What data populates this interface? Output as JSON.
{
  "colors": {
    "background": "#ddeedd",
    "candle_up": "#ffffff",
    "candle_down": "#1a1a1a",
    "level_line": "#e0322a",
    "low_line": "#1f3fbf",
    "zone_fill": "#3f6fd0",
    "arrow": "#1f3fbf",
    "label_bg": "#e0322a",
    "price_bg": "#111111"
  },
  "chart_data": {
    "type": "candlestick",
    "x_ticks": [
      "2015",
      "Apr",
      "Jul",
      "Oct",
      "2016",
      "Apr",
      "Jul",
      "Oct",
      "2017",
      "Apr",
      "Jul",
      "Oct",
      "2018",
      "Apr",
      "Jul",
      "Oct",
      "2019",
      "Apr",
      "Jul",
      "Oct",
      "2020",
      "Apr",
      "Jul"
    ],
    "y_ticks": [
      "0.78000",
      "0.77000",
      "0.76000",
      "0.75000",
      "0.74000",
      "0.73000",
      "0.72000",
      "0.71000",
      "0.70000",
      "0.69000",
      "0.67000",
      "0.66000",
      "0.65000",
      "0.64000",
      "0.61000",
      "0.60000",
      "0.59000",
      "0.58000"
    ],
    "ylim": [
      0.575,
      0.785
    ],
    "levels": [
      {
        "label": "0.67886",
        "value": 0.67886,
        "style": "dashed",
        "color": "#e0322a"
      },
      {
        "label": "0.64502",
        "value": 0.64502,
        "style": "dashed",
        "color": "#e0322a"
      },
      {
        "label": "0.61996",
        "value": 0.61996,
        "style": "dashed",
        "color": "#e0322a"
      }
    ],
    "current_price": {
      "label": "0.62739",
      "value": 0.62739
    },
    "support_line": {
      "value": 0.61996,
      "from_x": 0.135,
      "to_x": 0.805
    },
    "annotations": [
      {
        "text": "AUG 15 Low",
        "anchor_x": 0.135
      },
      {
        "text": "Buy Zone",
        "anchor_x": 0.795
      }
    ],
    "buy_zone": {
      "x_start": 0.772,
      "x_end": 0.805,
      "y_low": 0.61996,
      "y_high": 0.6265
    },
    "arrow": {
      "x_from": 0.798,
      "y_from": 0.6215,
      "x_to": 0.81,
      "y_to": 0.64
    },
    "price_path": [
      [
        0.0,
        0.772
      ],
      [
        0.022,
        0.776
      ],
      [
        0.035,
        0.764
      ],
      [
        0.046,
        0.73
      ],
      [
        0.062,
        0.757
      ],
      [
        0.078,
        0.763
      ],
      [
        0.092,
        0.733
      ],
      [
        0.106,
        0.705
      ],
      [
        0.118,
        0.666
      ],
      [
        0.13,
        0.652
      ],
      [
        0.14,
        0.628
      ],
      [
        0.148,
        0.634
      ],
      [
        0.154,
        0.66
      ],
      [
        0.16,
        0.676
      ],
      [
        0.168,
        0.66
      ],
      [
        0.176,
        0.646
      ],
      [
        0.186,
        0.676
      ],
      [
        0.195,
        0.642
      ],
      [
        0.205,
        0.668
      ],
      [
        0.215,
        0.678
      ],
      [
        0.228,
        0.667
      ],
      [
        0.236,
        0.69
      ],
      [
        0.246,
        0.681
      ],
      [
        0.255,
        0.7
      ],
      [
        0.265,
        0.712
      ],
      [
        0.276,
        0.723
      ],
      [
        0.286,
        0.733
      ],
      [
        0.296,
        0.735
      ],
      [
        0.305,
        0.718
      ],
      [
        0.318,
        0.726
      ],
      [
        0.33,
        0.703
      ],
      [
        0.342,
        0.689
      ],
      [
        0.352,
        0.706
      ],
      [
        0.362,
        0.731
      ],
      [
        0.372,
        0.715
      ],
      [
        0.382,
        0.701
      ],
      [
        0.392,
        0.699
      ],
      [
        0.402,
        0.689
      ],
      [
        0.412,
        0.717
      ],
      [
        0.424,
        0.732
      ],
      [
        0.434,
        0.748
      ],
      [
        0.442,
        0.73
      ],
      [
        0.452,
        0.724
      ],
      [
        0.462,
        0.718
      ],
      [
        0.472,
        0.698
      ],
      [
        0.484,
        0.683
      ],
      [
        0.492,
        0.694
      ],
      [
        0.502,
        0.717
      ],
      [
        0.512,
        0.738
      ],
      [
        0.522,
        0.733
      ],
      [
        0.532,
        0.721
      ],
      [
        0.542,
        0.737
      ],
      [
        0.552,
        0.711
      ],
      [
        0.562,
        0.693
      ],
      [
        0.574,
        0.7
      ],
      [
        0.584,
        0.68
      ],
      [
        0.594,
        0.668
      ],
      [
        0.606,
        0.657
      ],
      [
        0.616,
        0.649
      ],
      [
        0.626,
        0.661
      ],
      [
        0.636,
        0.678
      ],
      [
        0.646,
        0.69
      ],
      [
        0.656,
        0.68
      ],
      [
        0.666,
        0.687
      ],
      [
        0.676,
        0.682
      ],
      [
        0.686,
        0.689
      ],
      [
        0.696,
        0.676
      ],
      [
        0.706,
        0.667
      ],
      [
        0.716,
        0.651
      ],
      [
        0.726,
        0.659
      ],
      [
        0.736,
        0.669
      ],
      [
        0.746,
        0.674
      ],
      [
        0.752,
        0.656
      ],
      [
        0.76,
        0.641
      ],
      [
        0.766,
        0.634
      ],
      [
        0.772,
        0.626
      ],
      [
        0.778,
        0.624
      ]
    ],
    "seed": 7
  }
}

-=-=-

WHAT YOU SHOULD DO » Quote the entire listing above exactly.

OUTPUT OF THE EXERCISE »
What data populates this interface? Output as JSON.
{
  "colors": {
    "background": "#ddeedd",
    "candle_up": "#ffffff",
    "candle_down": "#1a1a1a",
    "level_line": "#e0322a",
    "low_line": "#1f3fbf",
    "zone_fill": "#3f6fd0",
    "arrow": "#1f3fbf",
    "label_bg": "#e0322a",
    "price_bg": "#111111"
  },
  "chart_data": {
    "type": "candlestick",
    "x_ticks": [
      "2015",
      "Apr",
      "Jul",
      "Oct",
      "2016",
      "Apr",
      "Jul",
      "Oct",
      "2017",
      "Apr",
      "Jul",
      "Oct",
      "2018",
      "Apr",
      "Jul",
      "Oct",
      "2019",
      "Apr",
      "Jul",
      "Oct",
      "2020",
      "Apr",
      "Jul"
    ],
    "y_ticks": [
      "0.78000",
      "0.77000",
      "0.76000",
      "0.75000",
      "0.74000",
      "0.73000",
      "0.72000",
      "0.71000",
      "0.70000",
      "0.69000",
      "0.67000",
      "0.66000",
      "0.65000",
      "0.64000",
      "0.61000",
      "0.60000",
      "0.59000",
      "0.58000"
    ],
    "ylim": [
      0.575,
      0.785
    ],
    "levels": [
      {
        "label": "0.67886",
        "value": 0.67886,
        "style": "dashed",
        "color": "#e0322a"
      },
      {
        "label": "0.64502",
        "value": 0.64502,
        "style": "dashed",
        "color": "#e0322a"
      },
      {
        "label": "0.61996",
        "value": 0.61996,
        "style": "dashed",
        "color": "#e0322a"
      }
    ],
    "current_price": {
      "label": "0.62739",
      "value": 0.62739
    },
    "support_line": {
      "value": 0.61996,
      "from_x": 0.135,
      "to_x": 0.805
    },
    "annotations": [
      {
        "text": "AUG 15 Low",
        "anchor_x": 0.135
      },
      {
        "text": "Buy Zone",
        "anchor_x": 0.795
      }
    ],
    "buy_zone": {
      "x_start": 0.772,
      "x_end": 0.805,
      "y_low": 0.61996,
      "y_high": 0.6265
    },
    "arrow": {
      "x_from": 0.798,
      "y_from": 0.6215,
      "x_to": 0.81,
      "y_to": 0.64
    },
    "price_path": [
      [
        0.0,
        0.772
      ],
      [
        0.022,
        0.776
      ],
      [
        0.035,
        0.764
      ],
      [
        0.046,
        0.73
      ],
      [
        0.062,
        0.757
      ],
      [
        0.078,
        0.763
      ],
      [
        0.092,
        0.733
      ],
      [
        0.106,
        0.705
      ],
      [
        0.118,
        0.666
      ],
      [
        0.13,
        0.652
      ],
      [
        0.14,
        0.628
      ],
      [
        0.148,
        0.634
      ],
      [
        0.154,
        0.66
      ],
      [
        0.16,
        0.676
      ],
      [
        0.168,
        0.66
      ],
      [
        0.176,
        0.646
      ],
      [
        0.186,
        0.676
      ],
      [
        0.195,
        0.642
      ],
      [
        0.205,
        0.668
      ],
      [
        0.215,
        0.678
      ],
      [
        0.228,
        0.667
      ],
      [
        0.236,
        0.69
      ],
      [
        0.246,
        0.681
      ],
      [
        0.255,
        0.7
      ],
      [
        0.265,
        0.712
      ],
      [
        0.276,
        0.723
      ],
      [
        0.286,
        0.733
      ],
      [
        0.296,
        0.735
      ],
      [
        0.305,
        0.718
      ],
      [
        0.318,
        0.726
      ],
      [
        0.33,
        0.703
      ],
      [
        0.342,
        0.689
      ],
      [
        0.352,
        0.706
      ],
      [
        0.362,
        0.731
      ],
      [
        0.372,
        0.715
      ],
      [
        0.382,
        0.701
      ],
      [
        0.392,
        0.699
      ],
      [
        0.402,
        0.689
      ],
      [
        0.412,
        0.717
      ],
      [
        0.424,
        0.732
      ],
      [
        0.434,
        0.748
      ],
      [
        0.442,
        0.73
      ],
      [
        0.452,
        0.724
      ],
      [
        0.462,
        0.718
      ],
      [
        0.472,
        0.698
      ],
      [
        0.484,
        0.683
      ],
      [
        0.492,
        0.694
      ],
      [
        0.502,
        0.717
      ],
      [
        0.512,
        0.738
      ],
      [
        0.522,
        0.733
      ],
      [
        0.532,
        0.721
      ],
      [
        0.542,
        0.737
      ],
      [
        0.552,
        0.711
      ],
      [
        0.562,
        0.693
      ],
      [
        0.574,
        0.7
      ],
      [
        0.584,
        0.68
      ],
      [
        0.594,
        0.668
      ],
      [
        0.606,
        0.657
      ],
      [
        0.616,
        0.649
      ],
      [
        0.626,
        0.661
      ],
      [
        0.636,
        0.678
      ],
      [
        0.646,
        0.69
      ],
      [
        0.656,
        0.68
      ],
      [
        0.666,
        0.687
      ],
      [
        0.676,
        0.682
      ],
      [
        0.686,
        0.689
      ],
      [
        0.696,
        0.676
      ],
      [
        0.706,
        0.667
      ],
      [
        0.716,
        0.651
      ],
      [
        0.726,
        0.659
      ],
      [
        0.736,
        0.669
      ],
      [
        0.746,
        0.674
      ],
      [
        0.752,
        0.656
      ],
      [
        0.76,
        0.641
      ],
      [
        0.766,
        0.634
      ],
      [
        0.772,
        0.626
      ],
      [
        0.778,
        0.624
      ]
    ],
    "seed": 7
  }
}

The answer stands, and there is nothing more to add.